Data records
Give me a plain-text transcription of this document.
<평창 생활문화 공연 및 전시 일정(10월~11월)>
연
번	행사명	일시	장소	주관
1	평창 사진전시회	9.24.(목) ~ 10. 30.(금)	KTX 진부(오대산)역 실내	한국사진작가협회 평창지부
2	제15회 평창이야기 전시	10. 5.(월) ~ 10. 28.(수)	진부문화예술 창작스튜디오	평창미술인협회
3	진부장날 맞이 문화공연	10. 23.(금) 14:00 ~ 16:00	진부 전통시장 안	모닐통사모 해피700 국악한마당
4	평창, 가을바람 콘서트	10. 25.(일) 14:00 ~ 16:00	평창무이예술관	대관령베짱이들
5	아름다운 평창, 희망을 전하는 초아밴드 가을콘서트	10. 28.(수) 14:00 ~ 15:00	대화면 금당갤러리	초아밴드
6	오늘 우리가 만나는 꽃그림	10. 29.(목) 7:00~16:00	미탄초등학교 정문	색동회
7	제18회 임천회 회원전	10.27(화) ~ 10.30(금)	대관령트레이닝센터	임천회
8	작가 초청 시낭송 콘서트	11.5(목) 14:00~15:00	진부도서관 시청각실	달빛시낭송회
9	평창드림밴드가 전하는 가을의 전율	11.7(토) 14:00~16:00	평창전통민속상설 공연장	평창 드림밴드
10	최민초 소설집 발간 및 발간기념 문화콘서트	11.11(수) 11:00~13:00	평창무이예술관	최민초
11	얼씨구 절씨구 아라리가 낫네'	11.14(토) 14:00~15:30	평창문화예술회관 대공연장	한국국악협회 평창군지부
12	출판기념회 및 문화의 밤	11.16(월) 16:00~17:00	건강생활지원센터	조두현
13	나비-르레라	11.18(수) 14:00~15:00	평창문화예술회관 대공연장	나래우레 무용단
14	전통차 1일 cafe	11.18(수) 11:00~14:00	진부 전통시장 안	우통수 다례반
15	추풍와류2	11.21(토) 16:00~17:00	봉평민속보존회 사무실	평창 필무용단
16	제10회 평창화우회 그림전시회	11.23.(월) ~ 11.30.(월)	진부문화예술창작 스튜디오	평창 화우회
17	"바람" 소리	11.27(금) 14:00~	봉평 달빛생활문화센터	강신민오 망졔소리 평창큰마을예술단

### WHAT YOU WILL DO:
Transcribe the material above in its entirety. Match it exactly.

### THE RESULT:
Give me a plain-text transcription of this document.
<평창 생활문화 공연 및 전시 일정(10월~11월)>
연
번	행사명	일시	장소	주관
1	평창 사진전시회	9.24.(목) ~ 10. 30.(금)	KTX 진부(오대산)역 실내	한국사진작가협회 평창지부
2	제15회 평창이야기 전시	10. 5.(월) ~ 10. 28.(수)	진부문화예술 창작스튜디오	평창미술인협회
3	진부장날 맞이 문화공연	10. 23.(금) 14:00 ~ 16:00	진부 전통시장 안	모닐통사모 해피700 국악한마당
4	평창, 가을바람 콘서트	10. 25.(일) 14:00 ~ 16:00	평창무이예술관	대관령베짱이들
5	아름다운 평창, 희망을 전하는 초아밴드 가을콘서트	10. 28.(수) 14:00 ~ 15:00	대화면 금당갤러리	초아밴드
6	오늘 우리가 만나는 꽃그림	10. 29.(목) 7:00~16:00	미탄초등학교 정문	색동회
7	제18회 임천회 회원전	10.27(화) ~ 10.30(금)	대관령트레이닝센터	임천회
8	작가 초청 시낭송 콘서트	11.5(목) 14:00~15:00	진부도서관 시청각실	달빛시낭송회
9	평창드림밴드가 전하는 가을의 전율	11.7(토) 14:00~16:00	평창전통민속상설 공연장	평창 드림밴드
10	최민초 소설집 발간 및 발간기념 문화콘서트	11.11(수) 11:00~13:00	평창무이예술관	최민초
11	얼씨구 절씨구 아라리가 낫네'	11.14(토) 14:00~15:30	평창문화예술회관 대공연장	한국국악협회 평창군지부
12	출판기념회 및 문화의 밤	11.16(월) 16:00~17:00	건강생활지원센터	조두현
13	나비-르레라	11.18(수) 14:00~15:00	평창문화예술회관 대공연장	나래우레 무용단
14	전통차 1일 cafe	11.18(수) 11:00~14:00	진부 전통시장 안	우통수 다례반
15	추풍와류2	11.21(토) 16:00~17:00	봉평민속보존회 사무실	평창 필무용단
16	제10회 평창화우회 그림전시회	11.23.(월) ~ 11.30.(월)	진부문화예술창작 스튜디오	평창 화우회
17	"바람" 소리	11.27(금) 14:00~	봉평 달빛생활문화센터	강신민오 망졔소리 평창큰마을예술단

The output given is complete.